━━━━━ Information given

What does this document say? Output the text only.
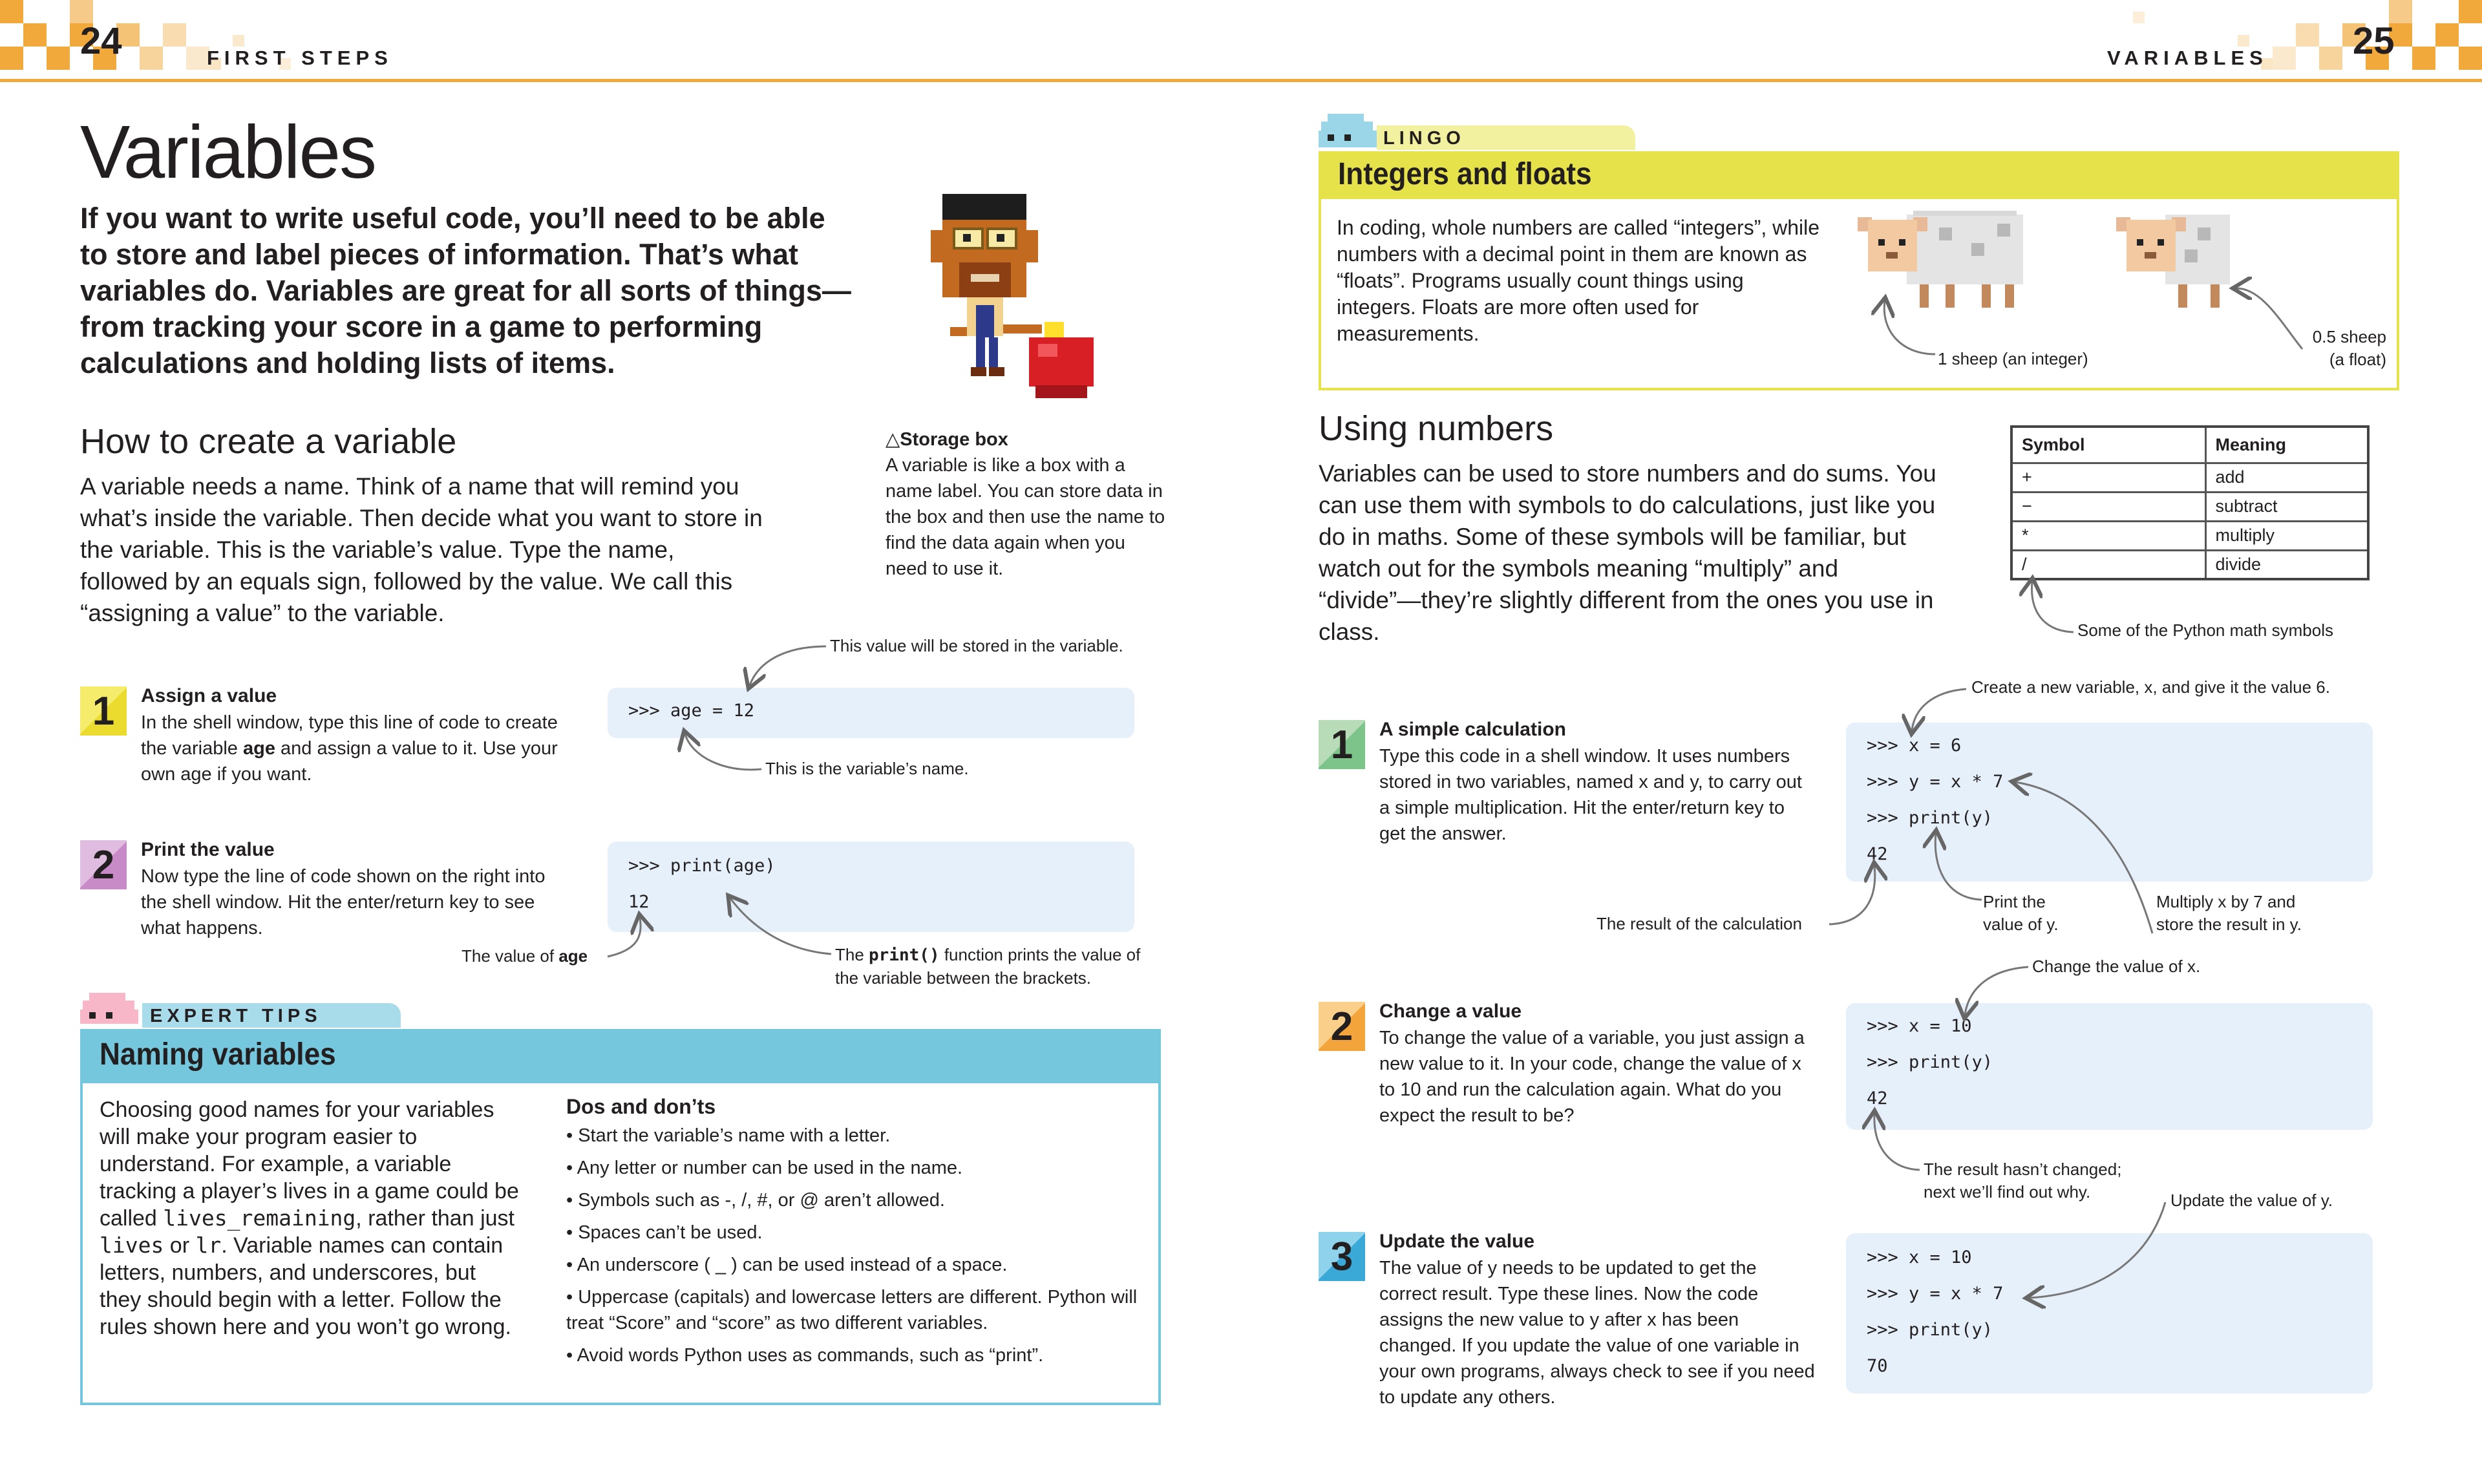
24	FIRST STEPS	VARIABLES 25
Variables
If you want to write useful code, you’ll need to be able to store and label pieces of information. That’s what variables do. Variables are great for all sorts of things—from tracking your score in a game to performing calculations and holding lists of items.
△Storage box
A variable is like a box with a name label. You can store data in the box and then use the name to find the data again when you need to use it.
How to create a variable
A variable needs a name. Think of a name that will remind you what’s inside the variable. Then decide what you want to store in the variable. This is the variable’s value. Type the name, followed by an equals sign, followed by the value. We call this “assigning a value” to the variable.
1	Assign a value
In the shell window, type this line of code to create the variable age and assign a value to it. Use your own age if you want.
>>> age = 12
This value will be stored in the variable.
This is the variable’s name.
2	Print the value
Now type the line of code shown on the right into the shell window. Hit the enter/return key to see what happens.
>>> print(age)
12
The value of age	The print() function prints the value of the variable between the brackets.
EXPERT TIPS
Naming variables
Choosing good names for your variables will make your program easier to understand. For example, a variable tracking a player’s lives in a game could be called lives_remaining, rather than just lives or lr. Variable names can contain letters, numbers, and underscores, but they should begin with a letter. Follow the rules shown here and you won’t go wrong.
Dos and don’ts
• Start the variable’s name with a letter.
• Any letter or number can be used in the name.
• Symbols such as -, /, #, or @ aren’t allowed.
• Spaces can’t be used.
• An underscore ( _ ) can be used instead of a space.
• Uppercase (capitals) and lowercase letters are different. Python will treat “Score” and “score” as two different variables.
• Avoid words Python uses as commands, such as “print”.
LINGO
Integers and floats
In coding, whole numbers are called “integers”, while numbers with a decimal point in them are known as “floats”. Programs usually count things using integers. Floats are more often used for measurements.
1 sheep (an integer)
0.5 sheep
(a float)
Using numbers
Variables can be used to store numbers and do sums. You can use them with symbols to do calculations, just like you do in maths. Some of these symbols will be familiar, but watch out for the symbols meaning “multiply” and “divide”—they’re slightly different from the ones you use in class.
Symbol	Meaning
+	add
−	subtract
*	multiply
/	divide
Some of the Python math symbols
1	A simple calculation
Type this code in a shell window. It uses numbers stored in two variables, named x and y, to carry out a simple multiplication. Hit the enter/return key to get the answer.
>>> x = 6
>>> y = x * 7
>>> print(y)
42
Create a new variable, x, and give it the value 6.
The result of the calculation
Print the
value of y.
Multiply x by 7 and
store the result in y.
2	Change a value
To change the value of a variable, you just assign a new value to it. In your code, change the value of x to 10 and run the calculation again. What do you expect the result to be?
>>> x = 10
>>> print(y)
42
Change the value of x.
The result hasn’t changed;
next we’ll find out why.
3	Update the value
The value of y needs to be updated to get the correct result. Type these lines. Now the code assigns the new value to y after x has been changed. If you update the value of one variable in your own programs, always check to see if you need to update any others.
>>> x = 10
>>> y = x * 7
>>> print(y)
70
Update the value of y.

━━━━━━━━━━

**Direction**: Images in the records should not be copied. Repeat all the rest exactly.

**Finished task**:
What does this document say? Output the text only.
24	FIRST STEPS	VARIABLES 25
Variables
If you want to write useful code, you’ll need to be able to store and label pieces of information. That’s what variables do. Variables are great for all sorts of things—from tracking your score in a game to performing calculations and holding lists of items.
△Storage box
A variable is like a box with a name label. You can store data in the box and then use the name to find the data again when you need to use it.
How to create a variable
A variable needs a name. Think of a name that will remind you what’s inside the variable. Then decide what you want to store in the variable. This is the variable’s value. Type the name, followed by an equals sign, followed by the value. We call this “assigning a value” to the variable.
1	Assign a value
In the shell window, type this line of code to create the variable age and assign a value to it. Use your own age if you want.
>>> age = 12
This value will be stored in the variable.
This is the variable’s name.
2	Print the value
Now type the line of code shown on the right into the shell window. Hit the enter/return key to see what happens.
>>> print(age)
12
The value of age	The print() function prints the value of the variable between the brackets.
EXPERT TIPS
Naming variables
Choosing good names for your variables will make your program easier to understand. For example, a variable tracking a player’s lives in a game could be called lives_remaining, rather than just lives or lr. Variable names can contain letters, numbers, and underscores, but they should begin with a letter. Follow the rules shown here and you won’t go wrong.
Dos and don’ts
• Start the variable’s name with a letter.
• Any letter or number can be used in the name.
• Symbols such as -, /, #, or @ aren’t allowed.
• Spaces can’t be used.
• An underscore ( _ ) can be used instead of a space.
• Uppercase (capitals) and lowercase letters are different. Python will treat “Score” and “score” as two different variables.
• Avoid words Python uses as commands, such as “print”.
LINGO
Integers and floats
In coding, whole numbers are called “integers”, while numbers with a decimal point in them are known as “floats”. Programs usually count things using integers. Floats are more often used for measurements.
1 sheep (an integer)
0.5 sheep
(a float)
Using numbers
Variables can be used to store numbers and do sums. You can use them with symbols to do calculations, just like you do in maths. Some of these symbols will be familiar, but watch out for the symbols meaning “multiply” and “divide”—they’re slightly different from the ones you use in class.
Symbol	Meaning
+	add
−	subtract
*	multiply
/	divide
Some of the Python math symbols
1	A simple calculation
Type this code in a shell window. It uses numbers stored in two variables, named x and y, to carry out a simple multiplication. Hit the enter/return key to get the answer.
>>> x = 6
>>> y = x * 7
>>> print(y)
42
Create a new variable, x, and give it the value 6.
The result of the calculation
Print the
value of y.
Multiply x by 7 and
store the result in y.
2	Change a value
To change the value of a variable, you just assign a new value to it. In your code, change the value of x to 10 and run the calculation again. What do you expect the result to be?
>>> x = 10
>>> print(y)
42
Change the value of x.
The result hasn’t changed;
next we’ll find out why.
3	Update the value
The value of y needs to be updated to get the correct result. Type these lines. Now the code assigns the new value to y after x has been changed. If you update the value of one variable in your own programs, always check to see if you need to update any others.
>>> x = 10
>>> y = x * 7
>>> print(y)
70
Update the value of y.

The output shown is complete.